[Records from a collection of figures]
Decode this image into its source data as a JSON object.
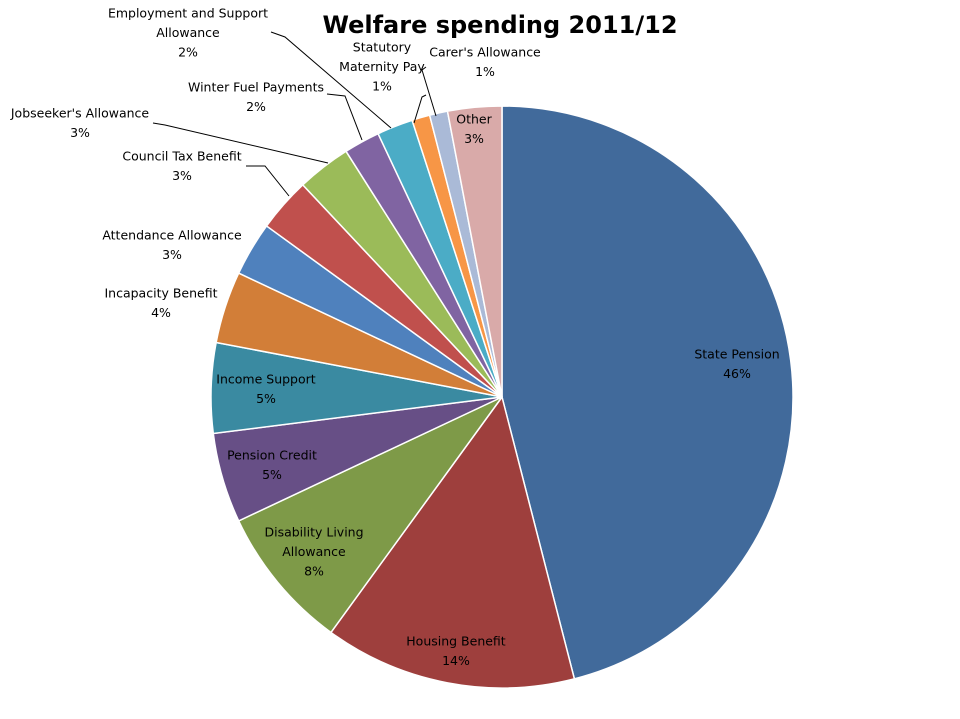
{
  "chart_data": {
    "type": "pie",
    "title": "Welfare spending 2011/12",
    "slices": [
      {
        "label": "State Pension",
        "value": 46,
        "value_label": "46%",
        "color": "#416a9b"
      },
      {
        "label": "Housing Benefit",
        "value": 14,
        "value_label": "14%",
        "color": "#9e3f3d"
      },
      {
        "label": "Disability Living Allowance",
        "value": 8,
        "value_label": "8%",
        "color": "#7e9a48"
      },
      {
        "label": "Pension Credit",
        "value": 5,
        "value_label": "5%",
        "color": "#674f86"
      },
      {
        "label": "Income Support",
        "value": 5,
        "value_label": "5%",
        "color": "#3a8aa1"
      },
      {
        "label": "Incapacity Benefit",
        "value": 4,
        "value_label": "4%",
        "color": "#d27e38"
      },
      {
        "label": "Attendance Allowance",
        "value": 3,
        "value_label": "3%",
        "color": "#4f81bd"
      },
      {
        "label": "Council Tax Benefit",
        "value": 3,
        "value_label": "3%",
        "color": "#c0504d"
      },
      {
        "label": "Jobseeker's Allowance",
        "value": 3,
        "value_label": "3%",
        "color": "#9bbb59"
      },
      {
        "label": "Winter Fuel Payments",
        "value": 2,
        "value_label": "2%",
        "color": "#8064a2"
      },
      {
        "label": "Employment and Support Allowance",
        "value": 2,
        "value_label": "2%",
        "color": "#4bacc6"
      },
      {
        "label": "Statutory Maternity Pay",
        "value": 1,
        "value_label": "1%",
        "color": "#f79646"
      },
      {
        "label": "Carer's Allowance",
        "value": 1,
        "value_label": "1%",
        "color": "#aabad7"
      },
      {
        "label": "Other",
        "value": 3,
        "value_label": "3%",
        "color": "#d9aaa9"
      }
    ],
    "start_angle": "12 o'clock",
    "direction": "clockwise",
    "legend": "none"
  }
}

— To do —
Report how many lines of the entries hold the word "Support". Nothing else is needed.

— Solved exercise —
2